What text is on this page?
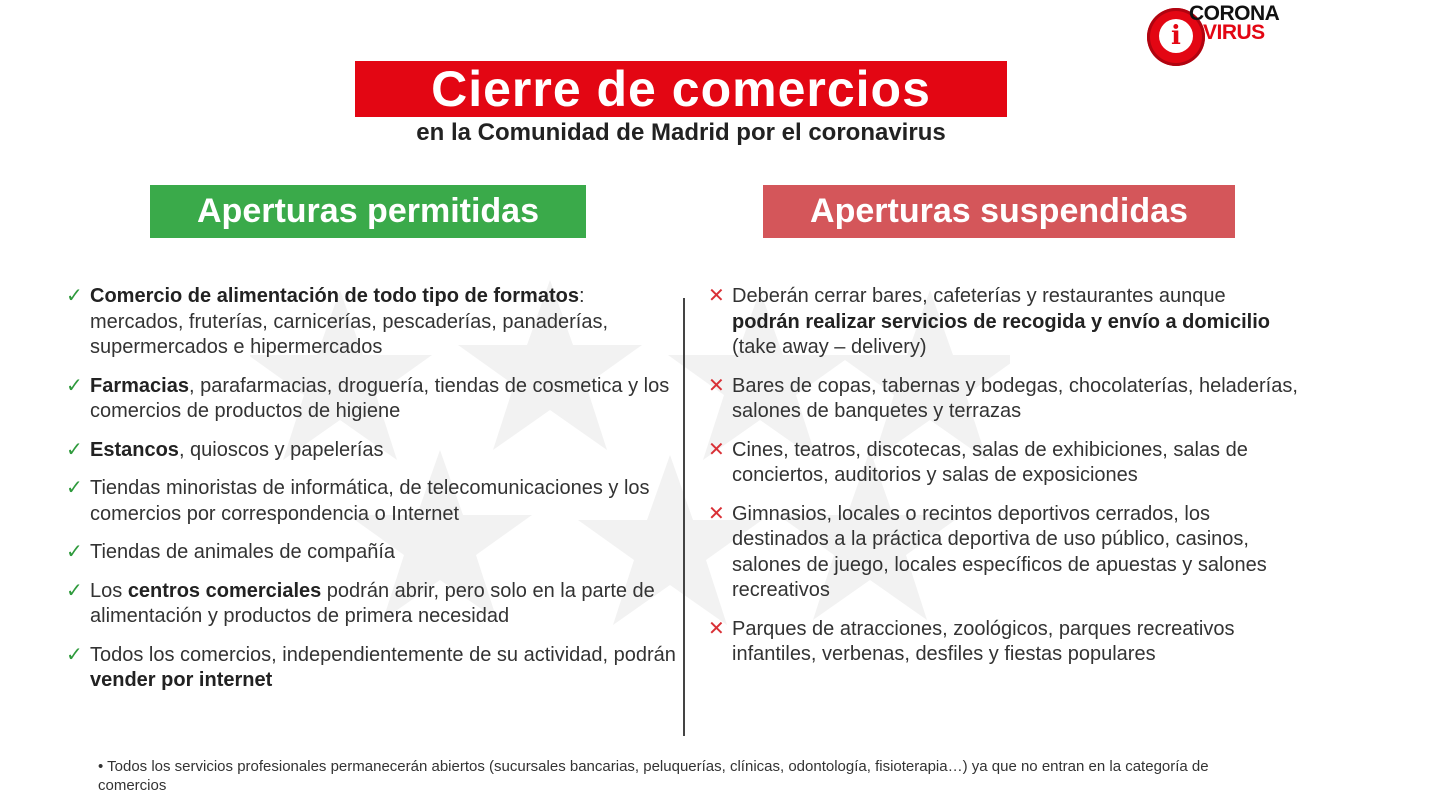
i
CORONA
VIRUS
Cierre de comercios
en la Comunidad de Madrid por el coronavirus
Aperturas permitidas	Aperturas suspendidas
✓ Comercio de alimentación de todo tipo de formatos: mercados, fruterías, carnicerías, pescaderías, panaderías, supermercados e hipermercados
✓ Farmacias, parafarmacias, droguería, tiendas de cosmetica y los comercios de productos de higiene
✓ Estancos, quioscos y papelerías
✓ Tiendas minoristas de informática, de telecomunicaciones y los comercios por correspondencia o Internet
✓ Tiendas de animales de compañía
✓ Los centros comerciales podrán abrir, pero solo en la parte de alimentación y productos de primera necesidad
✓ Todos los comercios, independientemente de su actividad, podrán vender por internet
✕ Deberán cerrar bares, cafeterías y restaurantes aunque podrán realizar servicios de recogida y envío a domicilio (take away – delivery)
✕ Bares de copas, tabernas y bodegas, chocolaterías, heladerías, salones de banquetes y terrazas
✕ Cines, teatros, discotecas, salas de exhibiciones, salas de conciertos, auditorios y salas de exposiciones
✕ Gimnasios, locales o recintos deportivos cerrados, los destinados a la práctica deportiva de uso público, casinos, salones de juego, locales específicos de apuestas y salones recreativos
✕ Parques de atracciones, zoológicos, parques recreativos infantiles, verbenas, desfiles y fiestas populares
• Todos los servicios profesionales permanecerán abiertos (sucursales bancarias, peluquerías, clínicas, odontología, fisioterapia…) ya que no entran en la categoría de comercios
---
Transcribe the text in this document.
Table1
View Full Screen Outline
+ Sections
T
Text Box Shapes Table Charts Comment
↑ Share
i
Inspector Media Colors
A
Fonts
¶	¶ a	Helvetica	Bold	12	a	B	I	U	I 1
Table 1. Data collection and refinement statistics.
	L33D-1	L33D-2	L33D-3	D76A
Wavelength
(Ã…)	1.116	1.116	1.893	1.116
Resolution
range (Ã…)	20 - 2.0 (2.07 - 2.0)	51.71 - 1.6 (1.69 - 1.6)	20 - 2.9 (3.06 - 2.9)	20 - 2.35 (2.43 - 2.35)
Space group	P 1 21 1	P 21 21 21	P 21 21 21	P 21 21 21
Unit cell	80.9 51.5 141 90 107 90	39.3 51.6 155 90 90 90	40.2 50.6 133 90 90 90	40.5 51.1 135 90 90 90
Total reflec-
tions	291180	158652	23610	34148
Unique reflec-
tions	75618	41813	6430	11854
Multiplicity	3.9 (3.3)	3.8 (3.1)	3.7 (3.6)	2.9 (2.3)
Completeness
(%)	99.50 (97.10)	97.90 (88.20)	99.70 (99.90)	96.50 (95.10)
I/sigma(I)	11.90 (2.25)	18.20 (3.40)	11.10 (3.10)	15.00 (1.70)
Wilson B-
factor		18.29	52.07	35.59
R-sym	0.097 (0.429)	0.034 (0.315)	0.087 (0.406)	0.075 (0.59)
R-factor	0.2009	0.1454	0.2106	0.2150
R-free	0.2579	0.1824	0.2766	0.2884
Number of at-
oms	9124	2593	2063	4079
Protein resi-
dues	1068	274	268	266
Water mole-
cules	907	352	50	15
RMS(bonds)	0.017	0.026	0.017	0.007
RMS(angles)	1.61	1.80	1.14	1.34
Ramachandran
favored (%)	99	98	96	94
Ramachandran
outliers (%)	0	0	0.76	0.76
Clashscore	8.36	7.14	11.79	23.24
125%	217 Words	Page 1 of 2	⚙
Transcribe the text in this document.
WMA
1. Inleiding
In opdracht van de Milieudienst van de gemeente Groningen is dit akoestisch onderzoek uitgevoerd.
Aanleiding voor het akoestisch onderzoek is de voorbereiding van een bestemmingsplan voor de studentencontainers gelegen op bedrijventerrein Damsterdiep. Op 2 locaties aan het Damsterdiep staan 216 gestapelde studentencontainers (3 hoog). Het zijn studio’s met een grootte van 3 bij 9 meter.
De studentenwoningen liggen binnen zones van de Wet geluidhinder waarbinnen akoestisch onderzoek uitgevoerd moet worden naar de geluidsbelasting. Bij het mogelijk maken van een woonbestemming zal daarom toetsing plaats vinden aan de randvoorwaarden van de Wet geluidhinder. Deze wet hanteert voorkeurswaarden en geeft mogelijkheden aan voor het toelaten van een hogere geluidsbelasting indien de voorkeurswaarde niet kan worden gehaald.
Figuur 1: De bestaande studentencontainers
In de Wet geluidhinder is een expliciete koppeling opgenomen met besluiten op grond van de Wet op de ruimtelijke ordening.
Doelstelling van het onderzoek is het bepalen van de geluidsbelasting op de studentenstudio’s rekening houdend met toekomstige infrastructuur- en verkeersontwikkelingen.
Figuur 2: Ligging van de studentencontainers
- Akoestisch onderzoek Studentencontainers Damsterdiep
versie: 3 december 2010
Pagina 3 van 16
---
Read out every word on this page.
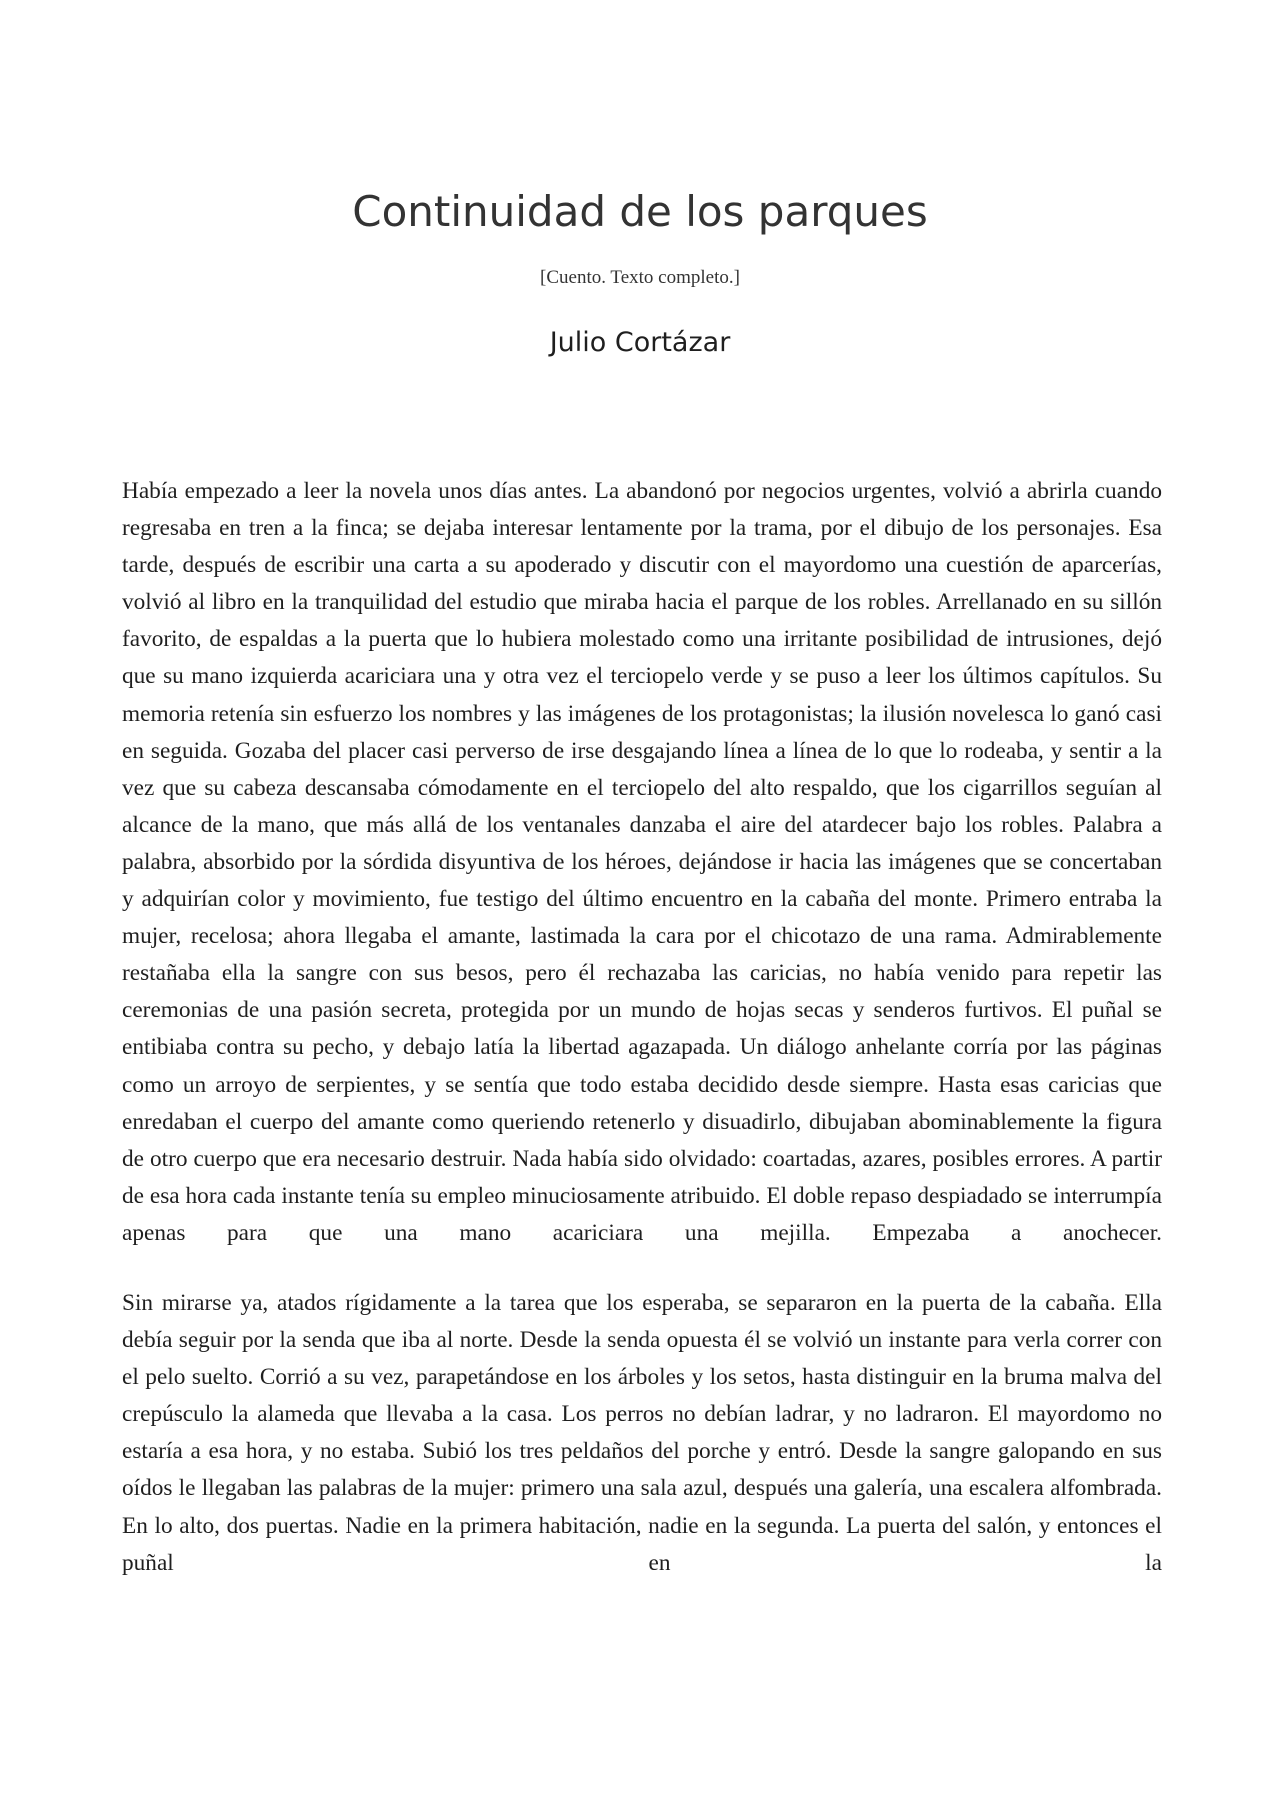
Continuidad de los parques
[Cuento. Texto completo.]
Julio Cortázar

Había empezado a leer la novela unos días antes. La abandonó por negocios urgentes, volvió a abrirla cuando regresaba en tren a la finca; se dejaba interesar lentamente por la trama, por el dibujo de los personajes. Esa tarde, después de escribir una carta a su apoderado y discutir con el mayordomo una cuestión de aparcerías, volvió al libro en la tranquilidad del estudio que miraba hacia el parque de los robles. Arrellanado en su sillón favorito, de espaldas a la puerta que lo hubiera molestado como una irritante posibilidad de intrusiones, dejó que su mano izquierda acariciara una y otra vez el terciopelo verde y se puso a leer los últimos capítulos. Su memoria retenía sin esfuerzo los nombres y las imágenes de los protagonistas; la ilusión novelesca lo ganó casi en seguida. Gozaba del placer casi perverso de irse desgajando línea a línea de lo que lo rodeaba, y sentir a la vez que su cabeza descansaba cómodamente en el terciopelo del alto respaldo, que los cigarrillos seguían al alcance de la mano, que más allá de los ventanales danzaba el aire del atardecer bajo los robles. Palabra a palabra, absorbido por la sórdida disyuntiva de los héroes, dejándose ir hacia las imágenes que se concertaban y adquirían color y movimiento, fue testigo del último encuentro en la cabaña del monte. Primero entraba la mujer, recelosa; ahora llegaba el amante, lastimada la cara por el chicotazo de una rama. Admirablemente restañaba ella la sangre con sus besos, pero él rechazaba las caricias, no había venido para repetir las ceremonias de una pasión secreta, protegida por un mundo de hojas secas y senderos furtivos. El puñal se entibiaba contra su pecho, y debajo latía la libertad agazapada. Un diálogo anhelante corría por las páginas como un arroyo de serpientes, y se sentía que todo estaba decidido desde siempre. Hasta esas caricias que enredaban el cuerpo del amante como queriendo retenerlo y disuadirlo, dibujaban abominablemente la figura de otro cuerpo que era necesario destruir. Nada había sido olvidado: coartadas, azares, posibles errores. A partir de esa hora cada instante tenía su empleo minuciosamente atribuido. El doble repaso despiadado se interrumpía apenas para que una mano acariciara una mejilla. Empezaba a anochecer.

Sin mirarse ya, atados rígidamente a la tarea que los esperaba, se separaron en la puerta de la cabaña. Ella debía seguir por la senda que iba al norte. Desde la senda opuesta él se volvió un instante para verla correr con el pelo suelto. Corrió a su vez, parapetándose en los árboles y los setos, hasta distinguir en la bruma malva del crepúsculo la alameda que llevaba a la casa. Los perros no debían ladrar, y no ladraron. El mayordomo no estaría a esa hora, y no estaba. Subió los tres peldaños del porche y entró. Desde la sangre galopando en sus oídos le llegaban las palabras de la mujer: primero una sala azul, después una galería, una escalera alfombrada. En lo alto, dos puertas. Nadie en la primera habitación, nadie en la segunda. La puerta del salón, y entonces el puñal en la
---
Task description:
How many lines in the records hold the string "comercios"? Reply with the number only.

Expected output:
5